■ Task to complete ■
Write out the listing below without alteration, omitting its pictures.

■ Data in this exercise ■
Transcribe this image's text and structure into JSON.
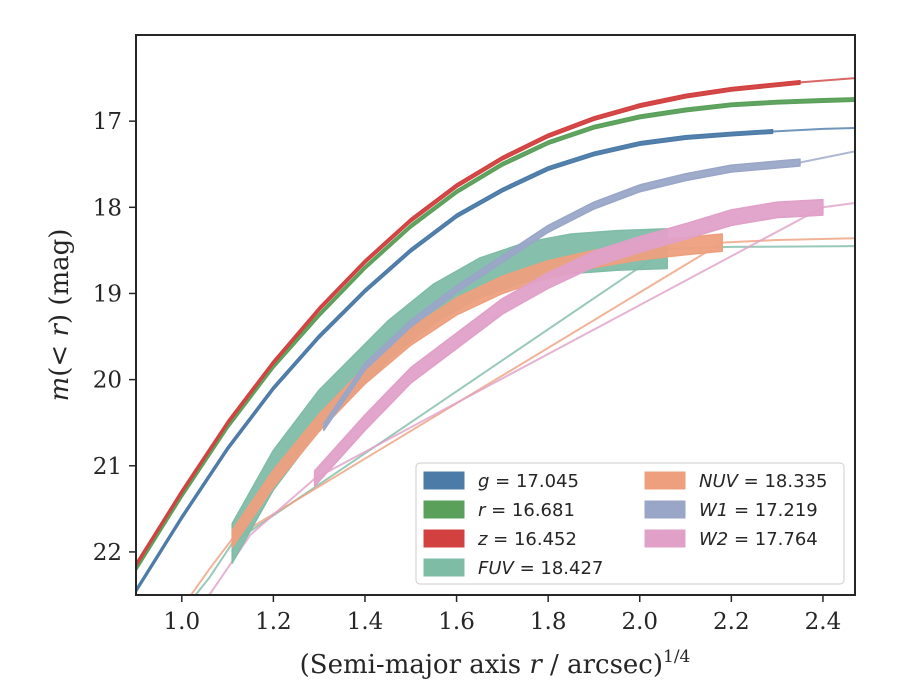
{
  "chart_data": {
    "type": "line",
    "xlabel": "(Semi-major axis r / arcsec)^{1/4}",
    "xlabel_parts": [
      "(Semi-major axis ",
      "r",
      " / arcsec)",
      "1/4"
    ],
    "ylabel": "m(< r) (mag)",
    "ylabel_parts": [
      "m",
      "(< ",
      "r",
      ") (mag)"
    ],
    "xlim": [
      0.9,
      2.47
    ],
    "ylim": [
      22.5,
      16.0
    ],
    "y_inverted": true,
    "xticks": [
      1.0,
      1.2,
      1.4,
      1.6,
      1.8,
      2.0,
      2.2,
      2.4
    ],
    "xtick_labels": [
      "1.0",
      "1.2",
      "1.4",
      "1.6",
      "1.8",
      "2.0",
      "2.2",
      "2.4"
    ],
    "yticks": [
      17,
      18,
      19,
      20,
      21,
      22
    ],
    "ytick_labels": [
      "17",
      "18",
      "19",
      "20",
      "21",
      "22"
    ],
    "grid": false,
    "legend_position": "bottom-right",
    "legend_columns": 2,
    "series": [
      {
        "name": "g = 17.045",
        "band": "g",
        "value": "17.045",
        "color": "#4c7ba8",
        "observed": {
          "x": [
            0.9,
            1.0,
            1.1,
            1.2,
            1.3,
            1.4,
            1.5,
            1.6,
            1.7,
            1.8,
            1.9,
            2.0,
            2.1,
            2.2,
            2.29
          ],
          "y": [
            22.45,
            21.6,
            20.8,
            20.1,
            19.5,
            18.97,
            18.5,
            18.1,
            17.8,
            17.55,
            17.38,
            17.26,
            17.19,
            17.15,
            17.12
          ],
          "halfwidth": 0.02
        },
        "model": {
          "x": [
            2.29,
            2.4,
            2.47
          ],
          "y": [
            17.12,
            17.09,
            17.08
          ]
        }
      },
      {
        "name": "r = 16.681",
        "band": "r",
        "value": "16.681",
        "color": "#5aa05a",
        "observed": {
          "x": [
            0.9,
            1.0,
            1.1,
            1.2,
            1.3,
            1.4,
            1.5,
            1.6,
            1.7,
            1.8,
            1.9,
            2.0,
            2.1,
            2.2,
            2.3,
            2.4,
            2.47
          ],
          "y": [
            22.2,
            21.35,
            20.55,
            19.85,
            19.25,
            18.7,
            18.22,
            17.82,
            17.5,
            17.25,
            17.07,
            16.95,
            16.87,
            16.81,
            16.78,
            16.76,
            16.75
          ],
          "halfwidth": 0.02
        },
        "model": {
          "x": [],
          "y": []
        }
      },
      {
        "name": "z = 16.452",
        "band": "z",
        "value": "16.452",
        "color": "#d24040",
        "observed": {
          "x": [
            0.9,
            1.0,
            1.1,
            1.2,
            1.3,
            1.4,
            1.5,
            1.6,
            1.7,
            1.8,
            1.9,
            2.0,
            2.1,
            2.2,
            2.35
          ],
          "y": [
            22.15,
            21.3,
            20.5,
            19.8,
            19.18,
            18.63,
            18.15,
            17.75,
            17.43,
            17.17,
            16.97,
            16.82,
            16.71,
            16.63,
            16.55
          ],
          "halfwidth": 0.02
        },
        "model": {
          "x": [
            2.35,
            2.47
          ],
          "y": [
            16.55,
            16.5
          ]
        }
      },
      {
        "name": "FUV = 18.427",
        "band": "FUV",
        "value": "18.427",
        "color": "#7fbca6",
        "observed": {
          "x": [
            1.11,
            1.2,
            1.3,
            1.45,
            1.55,
            1.65,
            1.75,
            1.85,
            1.95,
            2.06
          ],
          "y": [
            21.9,
            21.05,
            20.35,
            19.55,
            19.12,
            18.82,
            18.64,
            18.54,
            18.5,
            18.48
          ],
          "halfwidth": 0.23
        },
        "model": {
          "x": [
            1.03,
            1.06,
            1.11,
            2.06,
            2.2,
            2.47
          ],
          "y": [
            22.5,
            22.3,
            21.9,
            18.48,
            18.46,
            18.45
          ]
        }
      },
      {
        "name": "NUV = 18.335",
        "band": "NUV",
        "value": "18.335",
        "color": "#eea07e",
        "observed": {
          "x": [
            1.11,
            1.2,
            1.3,
            1.4,
            1.5,
            1.6,
            1.7,
            1.8,
            1.9,
            2.0,
            2.1,
            2.18
          ],
          "y": [
            21.85,
            21.15,
            20.5,
            19.95,
            19.5,
            19.15,
            18.9,
            18.72,
            18.6,
            18.51,
            18.45,
            18.41
          ],
          "halfwidth": 0.1
        },
        "model": {
          "x": [
            1.02,
            1.06,
            1.11,
            2.18,
            2.3,
            2.47
          ],
          "y": [
            22.5,
            22.2,
            21.85,
            18.41,
            18.38,
            18.36
          ]
        }
      },
      {
        "name": "W1 = 17.219",
        "band": "W1",
        "value": "17.219",
        "color": "#9aa6c8",
        "observed": {
          "x": [
            1.31,
            1.4,
            1.5,
            1.6,
            1.7,
            1.8,
            1.9,
            2.0,
            2.1,
            2.2,
            2.35
          ],
          "y": [
            20.55,
            19.85,
            19.35,
            18.95,
            18.6,
            18.25,
            17.98,
            17.78,
            17.65,
            17.55,
            17.48
          ],
          "halfwidth": 0.04
        },
        "model": {
          "x": [
            2.35,
            2.47
          ],
          "y": [
            17.48,
            17.35
          ]
        }
      },
      {
        "name": "W2 = 17.764",
        "band": "W2",
        "value": "17.764",
        "color": "#e0a0c8",
        "observed": {
          "x": [
            1.29,
            1.4,
            1.5,
            1.6,
            1.7,
            1.8,
            1.9,
            2.0,
            2.1,
            2.2,
            2.3,
            2.4
          ],
          "y": [
            21.15,
            20.5,
            19.95,
            19.55,
            19.15,
            18.85,
            18.6,
            18.43,
            18.28,
            18.12,
            18.03,
            18.0
          ],
          "halfwidth": 0.09
        },
        "model": {
          "x": [
            1.06,
            1.15,
            1.29,
            2.4,
            2.47
          ],
          "y": [
            22.5,
            21.8,
            21.15,
            18.0,
            17.95
          ]
        }
      }
    ]
  }
}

■ Complete response ■
Transcribe this image's text and structure into JSON.
{
  "chart_data": {
    "type": "line",
    "xlabel": "(Semi-major axis r / arcsec)^{1/4}",
    "xlabel_parts": [
      "(Semi-major axis ",
      "r",
      " / arcsec)",
      "1/4"
    ],
    "ylabel": "m(< r) (mag)",
    "ylabel_parts": [
      "m",
      "(< ",
      "r",
      ") (mag)"
    ],
    "xlim": [
      0.9,
      2.47
    ],
    "ylim": [
      22.5,
      16.0
    ],
    "y_inverted": true,
    "xticks": [
      1.0,
      1.2,
      1.4,
      1.6,
      1.8,
      2.0,
      2.2,
      2.4
    ],
    "xtick_labels": [
      "1.0",
      "1.2",
      "1.4",
      "1.6",
      "1.8",
      "2.0",
      "2.2",
      "2.4"
    ],
    "yticks": [
      17,
      18,
      19,
      20,
      21,
      22
    ],
    "ytick_labels": [
      "17",
      "18",
      "19",
      "20",
      "21",
      "22"
    ],
    "grid": false,
    "legend_position": "bottom-right",
    "legend_columns": 2,
    "series": [
      {
        "name": "g = 17.045",
        "band": "g",
        "value": "17.045",
        "color": "#4c7ba8",
        "observed": {
          "x": [
            0.9,
            1.0,
            1.1,
            1.2,
            1.3,
            1.4,
            1.5,
            1.6,
            1.7,
            1.8,
            1.9,
            2.0,
            2.1,
            2.2,
            2.29
          ],
          "y": [
            22.45,
            21.6,
            20.8,
            20.1,
            19.5,
            18.97,
            18.5,
            18.1,
            17.8,
            17.55,
            17.38,
            17.26,
            17.19,
            17.15,
            17.12
          ],
          "halfwidth": 0.02
        },
        "model": {
          "x": [
            2.29,
            2.4,
            2.47
          ],
          "y": [
            17.12,
            17.09,
            17.08
          ]
        }
      },
      {
        "name": "r = 16.681",
        "band": "r",
        "value": "16.681",
        "color": "#5aa05a",
        "observed": {
          "x": [
            0.9,
            1.0,
            1.1,
            1.2,
            1.3,
            1.4,
            1.5,
            1.6,
            1.7,
            1.8,
            1.9,
            2.0,
            2.1,
            2.2,
            2.3,
            2.4,
            2.47
          ],
          "y": [
            22.2,
            21.35,
            20.55,
            19.85,
            19.25,
            18.7,
            18.22,
            17.82,
            17.5,
            17.25,
            17.07,
            16.95,
            16.87,
            16.81,
            16.78,
            16.76,
            16.75
          ],
          "halfwidth": 0.02
        },
        "model": {
          "x": [],
          "y": []
        }
      },
      {
        "name": "z = 16.452",
        "band": "z",
        "value": "16.452",
        "color": "#d24040",
        "observed": {
          "x": [
            0.9,
            1.0,
            1.1,
            1.2,
            1.3,
            1.4,
            1.5,
            1.6,
            1.7,
            1.8,
            1.9,
            2.0,
            2.1,
            2.2,
            2.35
          ],
          "y": [
            22.15,
            21.3,
            20.5,
            19.8,
            19.18,
            18.63,
            18.15,
            17.75,
            17.43,
            17.17,
            16.97,
            16.82,
            16.71,
            16.63,
            16.55
          ],
          "halfwidth": 0.02
        },
        "model": {
          "x": [
            2.35,
            2.47
          ],
          "y": [
            16.55,
            16.5
          ]
        }
      },
      {
        "name": "FUV = 18.427",
        "band": "FUV",
        "value": "18.427",
        "color": "#7fbca6",
        "observed": {
          "x": [
            1.11,
            1.2,
            1.3,
            1.45,
            1.55,
            1.65,
            1.75,
            1.85,
            1.95,
            2.06
          ],
          "y": [
            21.9,
            21.05,
            20.35,
            19.55,
            19.12,
            18.82,
            18.64,
            18.54,
            18.5,
            18.48
          ],
          "halfwidth": 0.23
        },
        "model": {
          "x": [
            1.03,
            1.06,
            1.11,
            2.06,
            2.2,
            2.47
          ],
          "y": [
            22.5,
            22.3,
            21.9,
            18.48,
            18.46,
            18.45
          ]
        }
      },
      {
        "name": "NUV = 18.335",
        "band": "NUV",
        "value": "18.335",
        "color": "#eea07e",
        "observed": {
          "x": [
            1.11,
            1.2,
            1.3,
            1.4,
            1.5,
            1.6,
            1.7,
            1.8,
            1.9,
            2.0,
            2.1,
            2.18
          ],
          "y": [
            21.85,
            21.15,
            20.5,
            19.95,
            19.5,
            19.15,
            18.9,
            18.72,
            18.6,
            18.51,
            18.45,
            18.41
          ],
          "halfwidth": 0.1
        },
        "model": {
          "x": [
            1.02,
            1.06,
            1.11,
            2.18,
            2.3,
            2.47
          ],
          "y": [
            22.5,
            22.2,
            21.85,
            18.41,
            18.38,
            18.36
          ]
        }
      },
      {
        "name": "W1 = 17.219",
        "band": "W1",
        "value": "17.219",
        "color": "#9aa6c8",
        "observed": {
          "x": [
            1.31,
            1.4,
            1.5,
            1.6,
            1.7,
            1.8,
            1.9,
            2.0,
            2.1,
            2.2,
            2.35
          ],
          "y": [
            20.55,
            19.85,
            19.35,
            18.95,
            18.6,
            18.25,
            17.98,
            17.78,
            17.65,
            17.55,
            17.48
          ],
          "halfwidth": 0.04
        },
        "model": {
          "x": [
            2.35,
            2.47
          ],
          "y": [
            17.48,
            17.35
          ]
        }
      },
      {
        "name": "W2 = 17.764",
        "band": "W2",
        "value": "17.764",
        "color": "#e0a0c8",
        "observed": {
          "x": [
            1.29,
            1.4,
            1.5,
            1.6,
            1.7,
            1.8,
            1.9,
            2.0,
            2.1,
            2.2,
            2.3,
            2.4
          ],
          "y": [
            21.15,
            20.5,
            19.95,
            19.55,
            19.15,
            18.85,
            18.6,
            18.43,
            18.28,
            18.12,
            18.03,
            18.0
          ],
          "halfwidth": 0.09
        },
        "model": {
          "x": [
            1.06,
            1.15,
            1.29,
            2.4,
            2.47
          ],
          "y": [
            22.5,
            21.8,
            21.15,
            18.0,
            17.95
          ]
        }
      }
    ]
  }
}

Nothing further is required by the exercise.